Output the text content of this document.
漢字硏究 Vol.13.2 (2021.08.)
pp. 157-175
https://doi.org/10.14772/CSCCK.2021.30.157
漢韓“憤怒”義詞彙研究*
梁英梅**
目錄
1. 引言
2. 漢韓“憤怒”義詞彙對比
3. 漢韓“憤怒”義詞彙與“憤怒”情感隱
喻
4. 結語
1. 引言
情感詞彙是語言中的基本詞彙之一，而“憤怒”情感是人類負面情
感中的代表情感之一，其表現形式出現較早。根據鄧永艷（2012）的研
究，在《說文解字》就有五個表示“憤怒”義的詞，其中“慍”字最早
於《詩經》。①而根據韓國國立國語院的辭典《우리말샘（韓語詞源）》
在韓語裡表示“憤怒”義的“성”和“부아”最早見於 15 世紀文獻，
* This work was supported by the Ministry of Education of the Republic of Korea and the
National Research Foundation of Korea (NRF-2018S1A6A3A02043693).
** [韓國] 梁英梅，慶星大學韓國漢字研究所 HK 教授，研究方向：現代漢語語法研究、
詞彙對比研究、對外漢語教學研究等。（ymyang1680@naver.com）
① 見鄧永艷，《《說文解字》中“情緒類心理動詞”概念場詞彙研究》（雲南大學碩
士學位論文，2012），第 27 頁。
***
Given request =
Find every line holding the word "Korea"; give their count and nothing else.

Written reply =
2